TASK TO CARRY OUT:
Everything in the listing except the pictures should be written out exactly.

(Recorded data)

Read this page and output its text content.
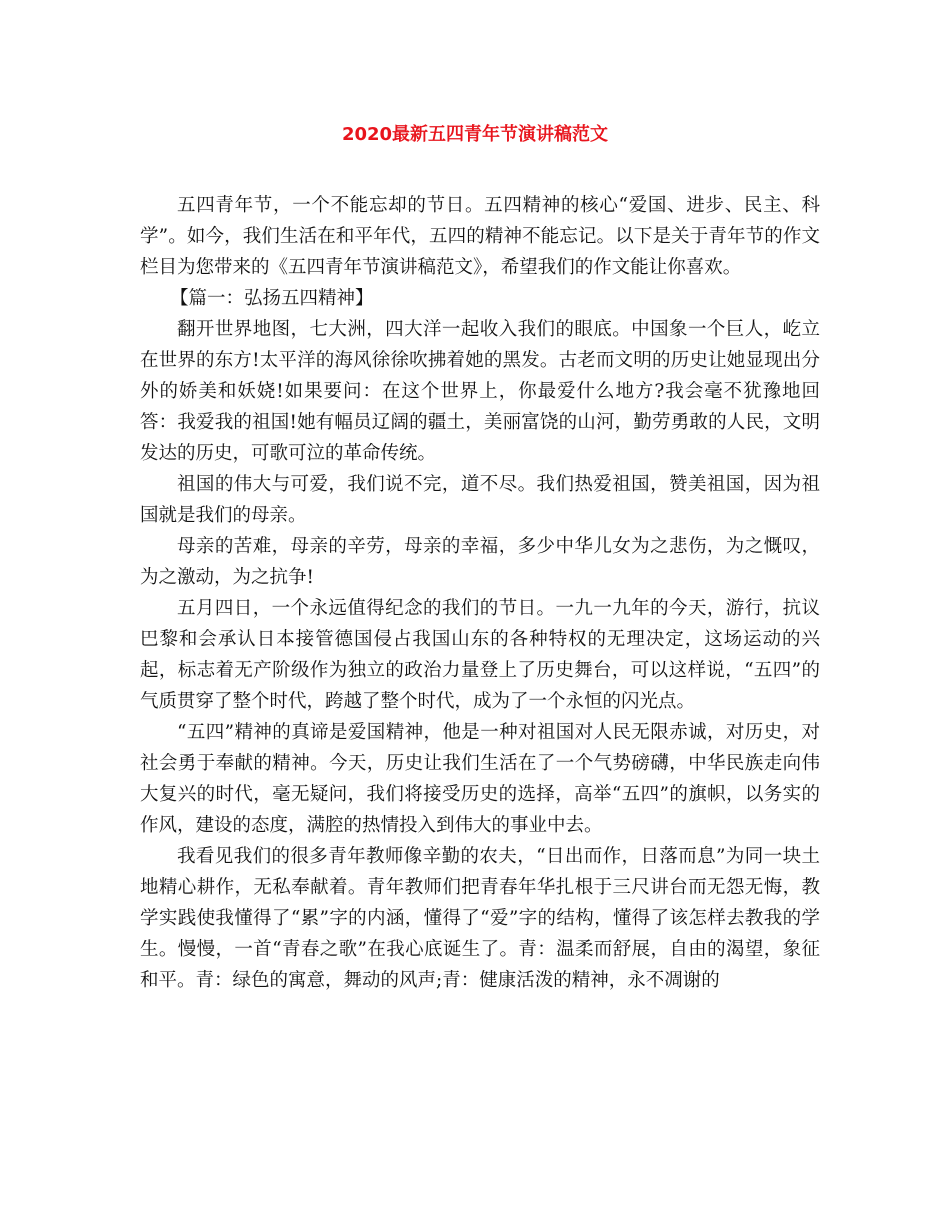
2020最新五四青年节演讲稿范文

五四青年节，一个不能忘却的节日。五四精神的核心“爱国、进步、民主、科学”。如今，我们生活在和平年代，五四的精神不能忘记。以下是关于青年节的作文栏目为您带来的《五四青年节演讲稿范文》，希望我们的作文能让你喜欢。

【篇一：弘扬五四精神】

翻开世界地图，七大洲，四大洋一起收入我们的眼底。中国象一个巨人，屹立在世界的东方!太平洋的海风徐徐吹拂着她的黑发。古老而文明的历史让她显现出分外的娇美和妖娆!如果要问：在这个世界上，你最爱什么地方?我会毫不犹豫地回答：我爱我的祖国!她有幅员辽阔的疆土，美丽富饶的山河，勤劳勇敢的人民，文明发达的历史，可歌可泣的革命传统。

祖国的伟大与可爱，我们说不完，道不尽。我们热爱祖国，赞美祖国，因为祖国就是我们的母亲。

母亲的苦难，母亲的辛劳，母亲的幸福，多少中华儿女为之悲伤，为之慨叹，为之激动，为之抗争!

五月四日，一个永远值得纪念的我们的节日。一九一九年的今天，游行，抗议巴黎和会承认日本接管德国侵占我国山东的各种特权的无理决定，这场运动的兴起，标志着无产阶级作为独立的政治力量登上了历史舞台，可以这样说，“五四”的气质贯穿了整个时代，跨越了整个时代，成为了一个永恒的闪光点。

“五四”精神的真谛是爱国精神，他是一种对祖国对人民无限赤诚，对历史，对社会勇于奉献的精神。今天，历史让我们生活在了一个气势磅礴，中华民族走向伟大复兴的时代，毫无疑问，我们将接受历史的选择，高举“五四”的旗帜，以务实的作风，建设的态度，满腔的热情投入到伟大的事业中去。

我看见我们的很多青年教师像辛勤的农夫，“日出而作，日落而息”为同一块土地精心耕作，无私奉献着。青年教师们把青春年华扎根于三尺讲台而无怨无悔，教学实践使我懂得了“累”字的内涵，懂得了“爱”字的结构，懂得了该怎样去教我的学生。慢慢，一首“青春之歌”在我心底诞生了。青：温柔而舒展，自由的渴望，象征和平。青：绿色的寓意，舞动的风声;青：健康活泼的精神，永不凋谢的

EXERCISE ANSWER:
Read this page and output its text content.
2020最新五四青年节演讲稿范文

五四青年节，一个不能忘却的节日。五四精神的核心“爱国、进步、民主、科学”。如今，我们生活在和平年代，五四的精神不能忘记。以下是关于青年节的作文栏目为您带来的《五四青年节演讲稿范文》，希望我们的作文能让你喜欢。

【篇一：弘扬五四精神】

翻开世界地图，七大洲，四大洋一起收入我们的眼底。中国象一个巨人，屹立在世界的东方!太平洋的海风徐徐吹拂着她的黑发。古老而文明的历史让她显现出分外的娇美和妖娆!如果要问：在这个世界上，你最爱什么地方?我会毫不犹豫地回答：我爱我的祖国!她有幅员辽阔的疆土，美丽富饶的山河，勤劳勇敢的人民，文明发达的历史，可歌可泣的革命传统。

祖国的伟大与可爱，我们说不完，道不尽。我们热爱祖国，赞美祖国，因为祖国就是我们的母亲。

母亲的苦难，母亲的辛劳，母亲的幸福，多少中华儿女为之悲伤，为之慨叹，为之激动，为之抗争!

五月四日，一个永远值得纪念的我们的节日。一九一九年的今天，游行，抗议巴黎和会承认日本接管德国侵占我国山东的各种特权的无理决定，这场运动的兴起，标志着无产阶级作为独立的政治力量登上了历史舞台，可以这样说，“五四”的气质贯穿了整个时代，跨越了整个时代，成为了一个永恒的闪光点。

“五四”精神的真谛是爱国精神，他是一种对祖国对人民无限赤诚，对历史，对社会勇于奉献的精神。今天，历史让我们生活在了一个气势磅礴，中华民族走向伟大复兴的时代，毫无疑问，我们将接受历史的选择，高举“五四”的旗帜，以务实的作风，建设的态度，满腔的热情投入到伟大的事业中去。

我看见我们的很多青年教师像辛勤的农夫，“日出而作，日落而息”为同一块土地精心耕作，无私奉献着。青年教师们把青春年华扎根于三尺讲台而无怨无悔，教学实践使我懂得了“累”字的内涵，懂得了“爱”字的结构，懂得了该怎样去教我的学生。慢慢，一首“青春之歌”在我心底诞生了。青：温柔而舒展，自由的渴望，象征和平。青：绿色的寓意，舞动的风声;青：健康活泼的精神，永不凋谢的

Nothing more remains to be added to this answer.